═════ Dataset rows
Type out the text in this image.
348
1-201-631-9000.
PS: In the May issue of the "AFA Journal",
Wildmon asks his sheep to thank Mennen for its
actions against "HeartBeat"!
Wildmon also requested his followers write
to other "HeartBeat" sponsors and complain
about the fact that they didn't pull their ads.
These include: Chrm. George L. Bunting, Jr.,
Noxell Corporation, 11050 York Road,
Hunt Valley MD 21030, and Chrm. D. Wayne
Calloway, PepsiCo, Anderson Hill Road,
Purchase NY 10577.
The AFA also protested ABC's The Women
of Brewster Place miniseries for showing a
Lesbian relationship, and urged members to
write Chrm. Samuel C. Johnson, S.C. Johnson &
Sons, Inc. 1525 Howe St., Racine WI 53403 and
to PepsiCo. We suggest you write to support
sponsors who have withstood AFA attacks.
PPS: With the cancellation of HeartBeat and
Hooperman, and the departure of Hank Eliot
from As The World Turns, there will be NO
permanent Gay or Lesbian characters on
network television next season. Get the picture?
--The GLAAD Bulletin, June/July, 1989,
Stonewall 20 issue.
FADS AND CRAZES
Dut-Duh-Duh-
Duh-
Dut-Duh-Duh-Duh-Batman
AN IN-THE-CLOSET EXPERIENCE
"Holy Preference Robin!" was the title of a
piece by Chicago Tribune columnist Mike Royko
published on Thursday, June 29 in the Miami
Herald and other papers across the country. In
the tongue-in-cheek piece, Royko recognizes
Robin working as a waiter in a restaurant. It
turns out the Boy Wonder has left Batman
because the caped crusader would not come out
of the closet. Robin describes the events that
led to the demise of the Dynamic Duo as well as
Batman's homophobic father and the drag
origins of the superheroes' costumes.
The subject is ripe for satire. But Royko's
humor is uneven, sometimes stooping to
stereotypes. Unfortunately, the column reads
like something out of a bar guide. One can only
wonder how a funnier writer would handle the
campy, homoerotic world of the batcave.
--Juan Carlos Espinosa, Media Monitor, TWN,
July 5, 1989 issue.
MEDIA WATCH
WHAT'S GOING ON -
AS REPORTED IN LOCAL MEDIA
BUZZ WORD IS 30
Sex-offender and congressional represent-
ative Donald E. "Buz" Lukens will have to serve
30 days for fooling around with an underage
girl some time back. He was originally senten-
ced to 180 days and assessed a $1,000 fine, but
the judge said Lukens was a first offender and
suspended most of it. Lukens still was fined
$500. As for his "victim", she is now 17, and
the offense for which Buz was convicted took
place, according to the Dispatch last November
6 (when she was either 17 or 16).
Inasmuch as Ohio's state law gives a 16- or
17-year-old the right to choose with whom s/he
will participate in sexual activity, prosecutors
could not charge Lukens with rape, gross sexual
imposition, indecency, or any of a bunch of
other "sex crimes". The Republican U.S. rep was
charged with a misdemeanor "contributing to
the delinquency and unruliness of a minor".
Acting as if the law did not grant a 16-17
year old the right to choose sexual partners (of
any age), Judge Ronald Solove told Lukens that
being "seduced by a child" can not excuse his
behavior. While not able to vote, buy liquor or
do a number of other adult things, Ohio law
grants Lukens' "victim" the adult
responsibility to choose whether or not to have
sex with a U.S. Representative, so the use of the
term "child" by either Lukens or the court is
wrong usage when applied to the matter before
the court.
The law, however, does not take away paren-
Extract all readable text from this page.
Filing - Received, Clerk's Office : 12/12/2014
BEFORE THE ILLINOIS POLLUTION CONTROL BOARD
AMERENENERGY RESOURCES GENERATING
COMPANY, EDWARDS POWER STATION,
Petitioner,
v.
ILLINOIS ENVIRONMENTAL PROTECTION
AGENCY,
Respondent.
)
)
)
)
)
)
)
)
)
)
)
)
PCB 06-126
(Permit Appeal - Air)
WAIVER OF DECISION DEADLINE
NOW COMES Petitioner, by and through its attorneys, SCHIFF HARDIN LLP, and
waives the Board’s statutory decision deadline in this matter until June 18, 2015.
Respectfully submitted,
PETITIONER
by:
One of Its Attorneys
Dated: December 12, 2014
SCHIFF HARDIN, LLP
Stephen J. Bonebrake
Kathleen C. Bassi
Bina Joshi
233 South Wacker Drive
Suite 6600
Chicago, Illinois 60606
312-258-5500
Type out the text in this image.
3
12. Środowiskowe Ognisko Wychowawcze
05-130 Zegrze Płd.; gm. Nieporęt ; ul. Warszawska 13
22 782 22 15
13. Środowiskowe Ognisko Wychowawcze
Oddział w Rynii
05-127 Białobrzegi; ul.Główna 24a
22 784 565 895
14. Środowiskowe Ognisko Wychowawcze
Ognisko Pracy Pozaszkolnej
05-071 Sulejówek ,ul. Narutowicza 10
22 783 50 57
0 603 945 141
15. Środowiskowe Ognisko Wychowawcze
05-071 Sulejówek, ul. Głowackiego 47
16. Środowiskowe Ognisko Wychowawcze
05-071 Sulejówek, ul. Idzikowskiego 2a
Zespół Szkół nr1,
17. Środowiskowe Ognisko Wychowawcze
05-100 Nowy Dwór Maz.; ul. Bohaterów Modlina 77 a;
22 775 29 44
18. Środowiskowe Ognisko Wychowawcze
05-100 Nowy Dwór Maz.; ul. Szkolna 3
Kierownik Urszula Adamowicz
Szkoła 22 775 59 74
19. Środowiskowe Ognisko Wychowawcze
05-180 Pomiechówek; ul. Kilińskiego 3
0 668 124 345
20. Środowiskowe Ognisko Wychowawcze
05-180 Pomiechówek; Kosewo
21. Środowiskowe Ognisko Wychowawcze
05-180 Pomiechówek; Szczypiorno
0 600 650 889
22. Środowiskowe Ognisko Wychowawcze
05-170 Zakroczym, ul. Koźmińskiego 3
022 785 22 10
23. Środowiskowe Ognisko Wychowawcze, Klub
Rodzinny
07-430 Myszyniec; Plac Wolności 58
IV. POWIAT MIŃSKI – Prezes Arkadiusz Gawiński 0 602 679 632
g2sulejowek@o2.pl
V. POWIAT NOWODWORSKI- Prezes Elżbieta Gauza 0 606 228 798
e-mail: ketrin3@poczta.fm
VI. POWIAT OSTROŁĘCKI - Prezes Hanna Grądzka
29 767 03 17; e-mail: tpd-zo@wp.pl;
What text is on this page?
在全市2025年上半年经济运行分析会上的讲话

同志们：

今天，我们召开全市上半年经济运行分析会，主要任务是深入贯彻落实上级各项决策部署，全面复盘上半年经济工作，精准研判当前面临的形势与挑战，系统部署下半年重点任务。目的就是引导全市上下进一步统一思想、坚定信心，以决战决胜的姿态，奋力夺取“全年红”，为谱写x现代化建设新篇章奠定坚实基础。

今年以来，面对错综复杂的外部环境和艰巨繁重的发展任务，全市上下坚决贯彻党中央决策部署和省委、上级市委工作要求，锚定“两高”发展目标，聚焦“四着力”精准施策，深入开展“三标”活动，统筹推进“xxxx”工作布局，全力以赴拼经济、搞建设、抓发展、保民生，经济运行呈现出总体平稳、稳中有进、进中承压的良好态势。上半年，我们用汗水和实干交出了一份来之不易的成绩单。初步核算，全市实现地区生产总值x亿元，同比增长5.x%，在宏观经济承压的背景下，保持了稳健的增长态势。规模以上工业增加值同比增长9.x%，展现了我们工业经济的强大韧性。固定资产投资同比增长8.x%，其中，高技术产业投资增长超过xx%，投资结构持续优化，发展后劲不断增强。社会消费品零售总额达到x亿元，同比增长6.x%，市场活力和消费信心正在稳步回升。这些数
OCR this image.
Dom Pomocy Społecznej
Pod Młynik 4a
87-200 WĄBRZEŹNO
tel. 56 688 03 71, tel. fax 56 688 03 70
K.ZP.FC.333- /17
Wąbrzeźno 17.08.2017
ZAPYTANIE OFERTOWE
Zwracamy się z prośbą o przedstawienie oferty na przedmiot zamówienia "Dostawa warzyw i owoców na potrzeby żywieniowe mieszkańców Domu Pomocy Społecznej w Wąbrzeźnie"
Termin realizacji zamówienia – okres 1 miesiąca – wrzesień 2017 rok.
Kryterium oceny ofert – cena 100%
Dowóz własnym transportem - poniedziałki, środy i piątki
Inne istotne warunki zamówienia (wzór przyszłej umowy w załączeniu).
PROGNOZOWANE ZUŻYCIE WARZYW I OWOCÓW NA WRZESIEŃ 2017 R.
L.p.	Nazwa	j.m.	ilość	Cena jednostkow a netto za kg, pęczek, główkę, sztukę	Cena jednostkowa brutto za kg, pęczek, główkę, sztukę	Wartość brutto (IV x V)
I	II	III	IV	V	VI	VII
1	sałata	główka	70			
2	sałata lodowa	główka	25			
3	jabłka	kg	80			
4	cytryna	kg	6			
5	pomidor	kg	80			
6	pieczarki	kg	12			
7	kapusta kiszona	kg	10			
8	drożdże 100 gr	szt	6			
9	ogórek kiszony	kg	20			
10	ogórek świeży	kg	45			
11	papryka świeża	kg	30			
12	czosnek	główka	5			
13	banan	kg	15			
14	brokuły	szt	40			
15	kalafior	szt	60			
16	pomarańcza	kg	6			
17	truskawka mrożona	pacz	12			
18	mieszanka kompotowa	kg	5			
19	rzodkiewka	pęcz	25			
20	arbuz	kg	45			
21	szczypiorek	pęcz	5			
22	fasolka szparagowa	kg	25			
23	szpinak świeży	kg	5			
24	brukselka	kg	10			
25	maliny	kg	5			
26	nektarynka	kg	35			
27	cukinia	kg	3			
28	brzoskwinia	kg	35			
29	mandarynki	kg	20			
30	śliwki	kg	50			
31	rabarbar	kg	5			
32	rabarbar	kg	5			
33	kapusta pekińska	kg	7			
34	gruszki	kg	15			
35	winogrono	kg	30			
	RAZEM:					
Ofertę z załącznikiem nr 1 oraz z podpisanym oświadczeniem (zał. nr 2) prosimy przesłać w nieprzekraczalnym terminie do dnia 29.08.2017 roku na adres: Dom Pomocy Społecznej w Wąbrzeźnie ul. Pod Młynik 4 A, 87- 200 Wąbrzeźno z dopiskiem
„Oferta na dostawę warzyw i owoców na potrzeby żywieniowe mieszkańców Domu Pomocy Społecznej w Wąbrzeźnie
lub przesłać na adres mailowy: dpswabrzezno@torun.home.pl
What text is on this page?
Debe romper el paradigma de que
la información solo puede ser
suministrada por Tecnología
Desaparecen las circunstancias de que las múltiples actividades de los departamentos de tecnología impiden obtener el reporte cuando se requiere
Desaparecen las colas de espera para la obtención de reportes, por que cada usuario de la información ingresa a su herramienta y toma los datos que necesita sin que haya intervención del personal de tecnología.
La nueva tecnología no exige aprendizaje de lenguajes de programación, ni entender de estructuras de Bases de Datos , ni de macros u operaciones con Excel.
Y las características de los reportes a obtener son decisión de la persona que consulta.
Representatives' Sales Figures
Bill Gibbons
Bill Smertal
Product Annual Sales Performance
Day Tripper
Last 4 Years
══════════
[Work to be completed]
Look through the material and say how many lines hold "reportes". Give the number only.

[The result]
2